Report how many lines below contain the word "Ansah". Give only the number.

▸ Task inputs:
::::::

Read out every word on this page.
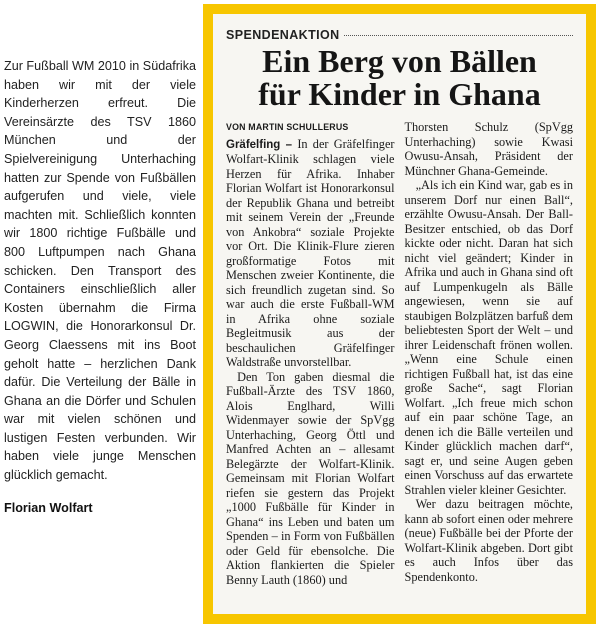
Zur Fußball WM 2010 in Südafrika haben wir mit der viele Kinderherzen erfreut. Die Vereinsärzte des TSV 1860 München und der Spielvereinigung Unterhaching hatten zur Spende von Fußbällen aufgerufen und viele, viele machten mit. Schließlich konnten wir 1800 richtige Fußbälle und 800 Luftpumpen nach Ghana schicken. Den Transport des Containers einschließlich aller Kosten übernahm die Firma LOGWIN, die Honorarkonsul Dr. Georg Claessens mit ins Boot geholt hatte – herzlichen Dank dafür. Die Verteilung der Bälle in Ghana an die Dörfer und Schulen war mit vielen schönen und lustigen Festen verbunden. Wir haben viele junge Menschen glücklich gemacht.

Florian Wolfart
SPENDENAKTION
Ein Berg von Bällen
für Kinder in Ghana
VON MARTIN SCHULLERUS

Gräfelfing – In der Gräfelfinger Wolfart-Klinik schlagen viele Herzen für Afrika. Inhaber Florian Wolfart ist Honorarkonsul der Republik Ghana und betreibt mit seinem Verein der „Freunde von Ankobra“ soziale Projekte vor Ort. Die Klinik-Flure zieren großformatige Fotos mit Menschen zweier Kontinente, die sich freundlich zugetan sind. So war auch die erste Fußball-WM in Afrika ohne soziale Begleitmusik aus der beschaulichen Gräfelfinger Waldstraße unvorstellbar.

Den Ton gaben diesmal die Fußball-Ärzte des TSV 1860, Alois Englhard, Willi Widenmayer sowie der SpVgg Unterhaching, Georg Öttl und Manfred Achten an – allesamt Belegärzte der Wolfart-Klinik. Gemeinsam mit Florian Wolfart riefen sie gestern das Projekt „1000 Fußbälle für Kinder in Ghana“ ins Leben und baten um Spenden – in Form von Fußbällen oder Geld für ebensolche. Die Aktion flankierten die Spieler Benny Lauth (1860) und

Thorsten Schulz (SpVgg Unterhaching) sowie Kwasi Owusu-Ansah, Präsident der Münchner Ghana-Gemeinde.

„Als ich ein Kind war, gab es in unserem Dorf nur einen Ball“, erzählte Owusu-Ansah. Der Ball-Besitzer entschied, ob das Dorf kickte oder nicht. Daran hat sich nicht viel geändert; Kinder in Afrika und auch in Ghana sind oft auf Lumpenkugeln als Bälle angewiesen, wenn sie auf staubigen Bolzplätzen barfuß dem beliebtesten Sport der Welt – und ihrer Leidenschaft frönen wollen. „Wenn eine Schule einen richtigen Fußball hat, ist das eine große Sache“, sagt Florian Wolfart. „Ich freue mich schon auf ein paar schöne Tage, an denen ich die Bälle verteilen und Kinder glücklich machen darf“, sagt er, und seine Augen geben einen Vorschuss auf das erwartete Strahlen vieler kleiner Gesichter.

Wer dazu beitragen möchte, kann ab sofort einen oder mehrere (neue) Fußbälle bei der Pforte der Wolfart-Klinik abgeben. Dort gibt es auch Infos über das Spendenkonto.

::::::

▸ Task solution:
2